Task to carry out:
The lines below, all of them, should be returned exactly as they appear.

+++++

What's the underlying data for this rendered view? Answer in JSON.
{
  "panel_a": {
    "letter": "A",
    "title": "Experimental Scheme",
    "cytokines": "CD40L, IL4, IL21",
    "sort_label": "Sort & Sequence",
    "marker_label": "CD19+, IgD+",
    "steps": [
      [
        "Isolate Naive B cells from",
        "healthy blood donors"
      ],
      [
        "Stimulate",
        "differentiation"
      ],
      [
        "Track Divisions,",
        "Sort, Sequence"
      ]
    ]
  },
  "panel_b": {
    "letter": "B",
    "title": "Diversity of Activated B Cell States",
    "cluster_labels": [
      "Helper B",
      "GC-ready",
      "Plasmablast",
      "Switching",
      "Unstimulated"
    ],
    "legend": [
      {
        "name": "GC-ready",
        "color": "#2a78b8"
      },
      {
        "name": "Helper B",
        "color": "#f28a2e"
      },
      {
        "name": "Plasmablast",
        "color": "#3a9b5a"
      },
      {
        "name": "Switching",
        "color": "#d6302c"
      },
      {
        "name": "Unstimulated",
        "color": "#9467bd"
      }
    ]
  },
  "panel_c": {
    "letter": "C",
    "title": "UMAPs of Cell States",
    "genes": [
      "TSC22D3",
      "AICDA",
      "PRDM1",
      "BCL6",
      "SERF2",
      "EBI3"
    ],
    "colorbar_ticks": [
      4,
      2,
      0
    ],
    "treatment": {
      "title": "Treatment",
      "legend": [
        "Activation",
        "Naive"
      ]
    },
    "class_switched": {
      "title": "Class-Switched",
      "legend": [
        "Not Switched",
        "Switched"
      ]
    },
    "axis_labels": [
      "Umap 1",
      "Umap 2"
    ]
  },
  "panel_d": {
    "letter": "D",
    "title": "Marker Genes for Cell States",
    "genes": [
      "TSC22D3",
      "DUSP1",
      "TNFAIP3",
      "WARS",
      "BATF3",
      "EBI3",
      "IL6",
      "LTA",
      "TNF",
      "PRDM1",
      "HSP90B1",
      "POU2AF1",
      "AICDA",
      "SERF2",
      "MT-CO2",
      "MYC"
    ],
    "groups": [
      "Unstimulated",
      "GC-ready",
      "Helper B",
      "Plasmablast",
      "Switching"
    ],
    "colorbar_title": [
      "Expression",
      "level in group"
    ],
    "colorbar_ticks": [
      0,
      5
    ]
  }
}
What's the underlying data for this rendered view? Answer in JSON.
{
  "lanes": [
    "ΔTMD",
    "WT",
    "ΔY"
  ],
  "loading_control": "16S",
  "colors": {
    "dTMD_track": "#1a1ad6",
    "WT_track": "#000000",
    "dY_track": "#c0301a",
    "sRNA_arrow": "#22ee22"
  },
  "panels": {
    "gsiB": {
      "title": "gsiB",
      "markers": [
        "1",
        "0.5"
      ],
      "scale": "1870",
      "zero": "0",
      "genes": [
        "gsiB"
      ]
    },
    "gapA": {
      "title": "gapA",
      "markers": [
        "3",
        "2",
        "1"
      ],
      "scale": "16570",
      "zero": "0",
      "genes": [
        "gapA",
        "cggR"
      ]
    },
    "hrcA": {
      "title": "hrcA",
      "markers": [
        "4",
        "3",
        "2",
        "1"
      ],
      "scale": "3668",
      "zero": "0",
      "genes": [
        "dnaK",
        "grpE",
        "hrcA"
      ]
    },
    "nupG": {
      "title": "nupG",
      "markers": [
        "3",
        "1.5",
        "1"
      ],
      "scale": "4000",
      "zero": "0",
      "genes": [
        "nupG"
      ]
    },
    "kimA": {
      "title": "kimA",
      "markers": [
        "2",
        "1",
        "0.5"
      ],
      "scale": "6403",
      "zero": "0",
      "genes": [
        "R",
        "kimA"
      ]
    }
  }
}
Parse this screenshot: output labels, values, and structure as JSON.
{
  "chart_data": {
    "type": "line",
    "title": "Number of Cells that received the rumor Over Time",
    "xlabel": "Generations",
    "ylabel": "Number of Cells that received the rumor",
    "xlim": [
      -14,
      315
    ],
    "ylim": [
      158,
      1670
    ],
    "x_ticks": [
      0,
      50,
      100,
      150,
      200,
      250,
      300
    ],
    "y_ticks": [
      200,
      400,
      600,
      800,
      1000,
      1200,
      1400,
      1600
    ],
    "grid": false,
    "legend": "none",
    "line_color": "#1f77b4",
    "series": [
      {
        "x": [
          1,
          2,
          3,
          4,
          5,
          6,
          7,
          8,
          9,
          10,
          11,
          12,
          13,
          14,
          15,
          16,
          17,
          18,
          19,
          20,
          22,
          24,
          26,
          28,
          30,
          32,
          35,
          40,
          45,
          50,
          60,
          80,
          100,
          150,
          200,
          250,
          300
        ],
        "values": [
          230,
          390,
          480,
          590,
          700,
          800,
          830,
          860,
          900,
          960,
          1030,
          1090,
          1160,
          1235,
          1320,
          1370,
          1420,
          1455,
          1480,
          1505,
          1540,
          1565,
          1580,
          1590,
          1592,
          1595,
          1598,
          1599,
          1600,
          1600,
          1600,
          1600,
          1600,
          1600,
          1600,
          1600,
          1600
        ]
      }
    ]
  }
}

+++++

Answer area:
What's the underlying data for this rendered view? Answer in JSON.
{
  "panel_a": {
    "letter": "A",
    "title": "Experimental Scheme",
    "cytokines": "CD40L, IL4, IL21",
    "sort_label": "Sort & Sequence",
    "marker_label": "CD19+, IgD+",
    "steps": [
      [
        "Isolate Naive B cells from",
        "healthy blood donors"
      ],
      [
        "Stimulate",
        "differentiation"
      ],
      [
        "Track Divisions,",
        "Sort, Sequence"
      ]
    ]
  },
  "panel_b": {
    "letter": "B",
    "title": "Diversity of Activated B Cell States",
    "cluster_labels": [
      "Helper B",
      "GC-ready",
      "Plasmablast",
      "Switching",
      "Unstimulated"
    ],
    "legend": [
      {
        "name": "GC-ready",
        "color": "#2a78b8"
      },
      {
        "name": "Helper B",
        "color": "#f28a2e"
      },
      {
        "name": "Plasmablast",
        "color": "#3a9b5a"
      },
      {
        "name": "Switching",
        "color": "#d6302c"
      },
      {
        "name": "Unstimulated",
        "color": "#9467bd"
      }
    ]
  },
  "panel_c": {
    "letter": "C",
    "title": "UMAPs of Cell States",
    "genes": [
      "TSC22D3",
      "AICDA",
      "PRDM1",
      "BCL6",
      "SERF2",
      "EBI3"
    ],
    "colorbar_ticks": [
      4,
      2,
      0
    ],
    "treatment": {
      "title": "Treatment",
      "legend": [
        "Activation",
        "Naive"
      ]
    },
    "class_switched": {
      "title": "Class-Switched",
      "legend": [
        "Not Switched",
        "Switched"
      ]
    },
    "axis_labels": [
      "Umap 1",
      "Umap 2"
    ]
  },
  "panel_d": {
    "letter": "D",
    "title": "Marker Genes for Cell States",
    "genes": [
      "TSC22D3",
      "DUSP1",
      "TNFAIP3",
      "WARS",
      "BATF3",
      "EBI3",
      "IL6",
      "LTA",
      "TNF",
      "PRDM1",
      "HSP90B1",
      "POU2AF1",
      "AICDA",
      "SERF2",
      "MT-CO2",
      "MYC"
    ],
    "groups": [
      "Unstimulated",
      "GC-ready",
      "Helper B",
      "Plasmablast",
      "Switching"
    ],
    "colorbar_title": [
      "Expression",
      "level in group"
    ],
    "colorbar_ticks": [
      0,
      5
    ]
  }
}
What's the underlying data for this rendered view? Answer in JSON.
{
  "lanes": [
    "ΔTMD",
    "WT",
    "ΔY"
  ],
  "loading_control": "16S",
  "colors": {
    "dTMD_track": "#1a1ad6",
    "WT_track": "#000000",
    "dY_track": "#c0301a",
    "sRNA_arrow": "#22ee22"
  },
  "panels": {
    "gsiB": {
      "title": "gsiB",
      "markers": [
        "1",
        "0.5"
      ],
      "scale": "1870",
      "zero": "0",
      "genes": [
        "gsiB"
      ]
    },
    "gapA": {
      "title": "gapA",
      "markers": [
        "3",
        "2",
        "1"
      ],
      "scale": "16570",
      "zero": "0",
      "genes": [
        "gapA",
        "cggR"
      ]
    },
    "hrcA": {
      "title": "hrcA",
      "markers": [
        "4",
        "3",
        "2",
        "1"
      ],
      "scale": "3668",
      "zero": "0",
      "genes": [
        "dnaK",
        "grpE",
        "hrcA"
      ]
    },
    "nupG": {
      "title": "nupG",
      "markers": [
        "3",
        "1.5",
        "1"
      ],
      "scale": "4000",
      "zero": "0",
      "genes": [
        "nupG"
      ]
    },
    "kimA": {
      "title": "kimA",
      "markers": [
        "2",
        "1",
        "0.5"
      ],
      "scale": "6403",
      "zero": "0",
      "genes": [
        "R",
        "kimA"
      ]
    }
  }
}
Parse this screenshot: output labels, values, and structure as JSON.
{
  "chart_data": {
    "type": "line",
    "title": "Number of Cells that received the rumor Over Time",
    "xlabel": "Generations",
    "ylabel": "Number of Cells that received the rumor",
    "xlim": [
      -14,
      315
    ],
    "ylim": [
      158,
      1670
    ],
    "x_ticks": [
      0,
      50,
      100,
      150,
      200,
      250,
      300
    ],
    "y_ticks": [
      200,
      400,
      600,
      800,
      1000,
      1200,
      1400,
      1600
    ],
    "grid": false,
    "legend": "none",
    "line_color": "#1f77b4",
    "series": [
      {
        "x": [
          1,
          2,
          3,
          4,
          5,
          6,
          7,
          8,
          9,
          10,
          11,
          12,
          13,
          14,
          15,
          16,
          17,
          18,
          19,
          20,
          22,
          24,
          26,
          28,
          30,
          32,
          35,
          40,
          45,
          50,
          60,
          80,
          100,
          150,
          200,
          250,
          300
        ],
        "values": [
          230,
          390,
          480,
          590,
          700,
          800,
          830,
          860,
          900,
          960,
          1030,
          1090,
          1160,
          1235,
          1320,
          1370,
          1420,
          1455,
          1480,
          1505,
          1540,
          1565,
          1580,
          1590,
          1592,
          1595,
          1598,
          1599,
          1600,
          1600,
          1600,
          1600,
          1600,
          1600,
          1600,
          1600,
          1600
        ]
      }
    ]
  }
}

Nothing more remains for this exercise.